• [EXTRAIT DU DOCUMENT]
Nous témoignons d’un moment précieux. Étonnés et enthousiasmés en même temps, nous avons le privilège d’assister à un des plus grands changements de conscience de l’histoire de l’humanité. Le mot-clé de ce moment est paradigme. Dans toutes les couches sociales on entend le refrain : nous traversons un changement paradigmatique, une crise de paradigmes. Mais comment cette transformation se manifeste-t-elle ? Quels éléments le nouveau modèle souligne-t-il ? Tout indique que, dans ces moments cruciaux que décrit Thomas Kuhn dans son livre : La structure des Révolutions Scientifiques, certaines réponses commencent à échapper à l’espéré, à l’attente efficace. Des indices pointent, sont perçus. Et si nous étions attentifs aux artistes et aux génies, nous les verrions pointer vers quelque chose qui n’est pas encore arrivé.

Dans ce contexte, la Biodanza a fait ses premiers pas il y a trente ans, fruit de l’observation et de l’expérience d’un anthropologue, poète et peintre chilien, Rolando Toro, responsable à l’époque de la Chair de Psychologie Expérimentale et de Créativité de l’Université Catholique de Santiago du Chili. Dès le début, la Biodanza avait déjà dans son modèle théorique, dans sa façon de concevoir la vie, l’embryon de cette nouvelle vision, intégrée aujourd’hui au quotidien.


La Biodanza part du principe biocentrique, la vie comme centre de perception du monde, comme centre d’action et de référence de la réalité. Sa proposition est de donner une attention continue aux facteurs qui préservent, stimulent, maintiennent et nourrissent la vie. Sa formulation part d’une observation de la nature – « notre Maître est la nature », dit Rolando Toro.


Dans ce contexte, la Biodanza vise à stimuler la santé, notre partie saine, notre excellence, et à récupérer les valeurs qui nous lient à nous-mêmes, à notre essence primordiale ; qui nous lient à l’autre, en donnant à l’affect la place d’une source régulatrice de notre existence ; et qui nous lient au monde, à la totalité à laquelle nous appartenons.


Son orientation est l’intégration, intégration corps et esprit, matière et esprit, rationnel, émotionnel, intuition, réflexion, intégration je-tu, je-monde, intégration de la sensation et de la pensée et de l’action.


Mais, à mon avis, ce qui fait que la Biodanza soit une réponse absolument cohérente avec notre époque est le langage qu’elle utilise. Héritiers que nous sommes du rationalisme cartésien, héritiers que nous sommes de la pensée grecque et de la civilisation judéo-chrétienne, notre voie d’accès à la réalité est la pensée, et plus spécifiquement la parole, le mot. Carl Sagan dit que la parole fut si brillante dans l’histoire de l’humanité que nous pouvons la comparer au soleil : elle ne nous laisse pas voir les étoiles. Pourtant les étoiles sont encore là.

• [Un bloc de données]
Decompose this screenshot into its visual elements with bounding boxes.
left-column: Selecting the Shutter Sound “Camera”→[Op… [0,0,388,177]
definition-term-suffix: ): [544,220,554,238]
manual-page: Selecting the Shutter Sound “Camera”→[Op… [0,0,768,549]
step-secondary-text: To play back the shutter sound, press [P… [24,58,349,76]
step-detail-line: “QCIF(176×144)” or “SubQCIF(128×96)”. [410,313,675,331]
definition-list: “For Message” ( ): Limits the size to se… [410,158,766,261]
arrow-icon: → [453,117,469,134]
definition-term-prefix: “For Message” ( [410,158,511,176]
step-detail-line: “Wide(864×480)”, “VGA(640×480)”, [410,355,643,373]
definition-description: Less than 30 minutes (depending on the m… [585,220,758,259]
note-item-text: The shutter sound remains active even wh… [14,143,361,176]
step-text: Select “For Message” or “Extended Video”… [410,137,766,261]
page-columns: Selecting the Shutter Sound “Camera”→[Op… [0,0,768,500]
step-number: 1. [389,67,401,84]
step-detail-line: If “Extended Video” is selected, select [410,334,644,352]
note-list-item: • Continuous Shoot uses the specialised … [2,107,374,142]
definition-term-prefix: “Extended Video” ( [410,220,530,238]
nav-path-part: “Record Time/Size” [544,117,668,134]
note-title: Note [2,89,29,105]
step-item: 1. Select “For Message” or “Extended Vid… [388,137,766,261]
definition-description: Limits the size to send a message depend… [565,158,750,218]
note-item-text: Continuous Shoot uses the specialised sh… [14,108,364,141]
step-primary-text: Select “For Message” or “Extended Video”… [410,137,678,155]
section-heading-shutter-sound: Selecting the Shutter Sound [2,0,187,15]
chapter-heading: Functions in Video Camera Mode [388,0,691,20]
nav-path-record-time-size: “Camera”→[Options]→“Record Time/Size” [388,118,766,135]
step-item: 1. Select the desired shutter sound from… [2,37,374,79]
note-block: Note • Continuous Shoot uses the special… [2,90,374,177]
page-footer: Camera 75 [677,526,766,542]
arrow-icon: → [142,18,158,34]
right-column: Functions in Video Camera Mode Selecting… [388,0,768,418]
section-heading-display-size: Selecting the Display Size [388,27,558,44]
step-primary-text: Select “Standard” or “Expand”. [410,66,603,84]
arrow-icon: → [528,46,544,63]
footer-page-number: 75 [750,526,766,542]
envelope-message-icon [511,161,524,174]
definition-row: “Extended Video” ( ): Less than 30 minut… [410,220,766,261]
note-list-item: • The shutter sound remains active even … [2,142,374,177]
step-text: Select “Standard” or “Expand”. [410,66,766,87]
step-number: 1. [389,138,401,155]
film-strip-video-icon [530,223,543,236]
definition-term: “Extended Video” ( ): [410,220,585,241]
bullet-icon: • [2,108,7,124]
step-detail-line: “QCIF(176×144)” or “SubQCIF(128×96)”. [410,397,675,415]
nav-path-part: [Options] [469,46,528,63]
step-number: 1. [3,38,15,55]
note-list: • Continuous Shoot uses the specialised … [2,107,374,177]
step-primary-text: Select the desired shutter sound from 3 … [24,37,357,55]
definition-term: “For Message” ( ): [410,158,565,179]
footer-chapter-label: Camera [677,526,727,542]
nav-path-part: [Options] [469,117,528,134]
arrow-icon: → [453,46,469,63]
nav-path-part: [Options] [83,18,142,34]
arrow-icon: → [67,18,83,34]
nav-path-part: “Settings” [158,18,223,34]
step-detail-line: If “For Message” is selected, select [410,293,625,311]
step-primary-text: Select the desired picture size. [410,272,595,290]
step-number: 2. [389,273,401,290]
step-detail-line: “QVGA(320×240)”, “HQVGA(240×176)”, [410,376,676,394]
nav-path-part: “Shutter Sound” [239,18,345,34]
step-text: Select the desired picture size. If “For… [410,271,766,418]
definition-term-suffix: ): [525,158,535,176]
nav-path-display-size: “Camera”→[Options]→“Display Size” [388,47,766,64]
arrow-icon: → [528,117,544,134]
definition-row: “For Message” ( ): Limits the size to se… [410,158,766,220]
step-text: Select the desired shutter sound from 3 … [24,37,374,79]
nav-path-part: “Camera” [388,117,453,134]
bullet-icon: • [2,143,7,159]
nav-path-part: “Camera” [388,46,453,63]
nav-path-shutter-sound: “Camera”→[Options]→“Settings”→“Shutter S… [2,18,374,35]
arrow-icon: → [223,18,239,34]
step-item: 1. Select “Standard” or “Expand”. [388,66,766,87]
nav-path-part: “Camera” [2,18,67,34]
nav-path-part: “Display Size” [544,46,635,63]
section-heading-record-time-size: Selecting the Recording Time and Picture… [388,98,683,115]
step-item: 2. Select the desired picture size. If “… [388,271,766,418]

• [TRAVAIL DEMANDÉ]
Reprenez le texte sur la Biodanza après sa dernière phrase et poursuivez-le.

• [RÉPONSE RÉDIGÉE]
De façon contradictoire, pour nous représenter notre réalité, en transformant nos vieux paradigmes, nous utilisons encore le même vieux langage. Pour mettre en question le rationalisme, nous continuons à utiliser la voie de la raison. La Biodanza va nous permettre l’accès à la réalité par une autre voie, par un autre canal, par un autre langage ; elle fait taire notre parole pour écouter notre corps, notre instinct et notre émotion.


Sa parole est silencieuse : musique, gestes, mouvement et regard. Nous appréhendons la réalité, non en pensant à elle mais en la sentant. Nous ouvrons un espace au corps sensible dans un monde sensible dont nous parle Merleau-Ponty : nous apprenons sur nous-mêmes, non par la conscience comme cela nous est arrivé mais par la vivencia, une inversion épistémologique qui nous fait transformer la réalité en la vivant.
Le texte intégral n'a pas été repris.